— Start of PROVIDED INFORMATION —
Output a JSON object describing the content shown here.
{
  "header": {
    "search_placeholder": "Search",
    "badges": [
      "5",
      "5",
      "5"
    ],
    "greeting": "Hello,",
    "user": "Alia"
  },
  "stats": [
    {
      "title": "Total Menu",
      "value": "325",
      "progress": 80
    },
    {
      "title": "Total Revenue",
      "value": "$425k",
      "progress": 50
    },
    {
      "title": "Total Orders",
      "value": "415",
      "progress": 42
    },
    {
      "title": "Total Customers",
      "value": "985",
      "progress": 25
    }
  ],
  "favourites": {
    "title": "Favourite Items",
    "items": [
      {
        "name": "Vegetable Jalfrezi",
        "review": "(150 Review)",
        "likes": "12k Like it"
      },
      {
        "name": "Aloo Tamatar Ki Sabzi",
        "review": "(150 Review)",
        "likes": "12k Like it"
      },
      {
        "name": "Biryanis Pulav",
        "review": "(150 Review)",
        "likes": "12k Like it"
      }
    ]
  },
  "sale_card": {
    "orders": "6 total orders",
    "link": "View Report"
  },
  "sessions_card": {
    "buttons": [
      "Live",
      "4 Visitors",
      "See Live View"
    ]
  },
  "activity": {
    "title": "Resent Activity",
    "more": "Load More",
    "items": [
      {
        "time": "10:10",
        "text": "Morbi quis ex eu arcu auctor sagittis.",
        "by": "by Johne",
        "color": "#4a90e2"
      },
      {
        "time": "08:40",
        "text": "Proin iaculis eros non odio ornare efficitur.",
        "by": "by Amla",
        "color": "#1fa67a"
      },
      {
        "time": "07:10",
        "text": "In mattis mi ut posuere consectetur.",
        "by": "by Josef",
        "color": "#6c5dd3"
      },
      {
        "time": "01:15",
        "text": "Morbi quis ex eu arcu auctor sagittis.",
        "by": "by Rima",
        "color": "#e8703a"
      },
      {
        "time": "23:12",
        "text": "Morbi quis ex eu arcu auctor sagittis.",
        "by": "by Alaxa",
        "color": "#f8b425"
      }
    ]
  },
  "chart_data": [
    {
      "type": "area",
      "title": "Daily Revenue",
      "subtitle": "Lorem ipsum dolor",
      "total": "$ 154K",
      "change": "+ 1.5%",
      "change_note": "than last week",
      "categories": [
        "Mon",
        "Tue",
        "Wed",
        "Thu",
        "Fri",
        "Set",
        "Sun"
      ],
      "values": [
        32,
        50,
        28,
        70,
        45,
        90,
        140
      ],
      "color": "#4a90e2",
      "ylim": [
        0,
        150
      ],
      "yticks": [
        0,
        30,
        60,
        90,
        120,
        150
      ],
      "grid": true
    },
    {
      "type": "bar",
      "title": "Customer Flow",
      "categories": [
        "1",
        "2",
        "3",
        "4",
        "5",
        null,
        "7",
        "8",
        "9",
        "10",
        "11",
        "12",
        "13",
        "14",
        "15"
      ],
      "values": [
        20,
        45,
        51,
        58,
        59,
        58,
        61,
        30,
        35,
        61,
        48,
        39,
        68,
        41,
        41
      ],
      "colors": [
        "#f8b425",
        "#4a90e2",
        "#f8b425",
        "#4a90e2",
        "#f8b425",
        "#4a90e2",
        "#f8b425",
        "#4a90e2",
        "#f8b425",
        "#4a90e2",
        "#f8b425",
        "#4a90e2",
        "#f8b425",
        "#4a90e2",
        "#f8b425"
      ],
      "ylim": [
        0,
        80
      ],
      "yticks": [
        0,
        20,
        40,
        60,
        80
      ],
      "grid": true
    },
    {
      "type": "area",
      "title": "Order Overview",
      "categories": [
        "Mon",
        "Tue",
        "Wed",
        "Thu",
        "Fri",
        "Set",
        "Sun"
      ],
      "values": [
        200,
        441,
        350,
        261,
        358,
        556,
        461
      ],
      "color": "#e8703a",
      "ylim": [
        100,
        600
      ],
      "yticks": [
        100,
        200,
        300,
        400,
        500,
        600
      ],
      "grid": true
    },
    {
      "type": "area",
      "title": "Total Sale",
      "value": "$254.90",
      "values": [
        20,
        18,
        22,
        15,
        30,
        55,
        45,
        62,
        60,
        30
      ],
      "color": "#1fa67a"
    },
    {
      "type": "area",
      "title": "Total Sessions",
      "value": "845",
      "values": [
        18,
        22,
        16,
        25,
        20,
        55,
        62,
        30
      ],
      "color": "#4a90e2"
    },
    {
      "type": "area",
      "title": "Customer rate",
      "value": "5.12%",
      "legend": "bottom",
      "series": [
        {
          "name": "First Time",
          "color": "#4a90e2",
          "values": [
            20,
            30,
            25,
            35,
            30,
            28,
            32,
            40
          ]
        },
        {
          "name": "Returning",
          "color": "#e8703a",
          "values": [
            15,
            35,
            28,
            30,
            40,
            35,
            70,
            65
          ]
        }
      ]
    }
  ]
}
— End of PROVIDED INFORMATION —
Go through the listing above and locate each line that holds the word "name". Copy those lines.

        "name": "Vegetable Jalfrezi",
        "name": "Aloo Tamatar Ki Sabzi",
        "name": "Biryanis Pulav",
          "name": "First Time",
          "name": "Returning",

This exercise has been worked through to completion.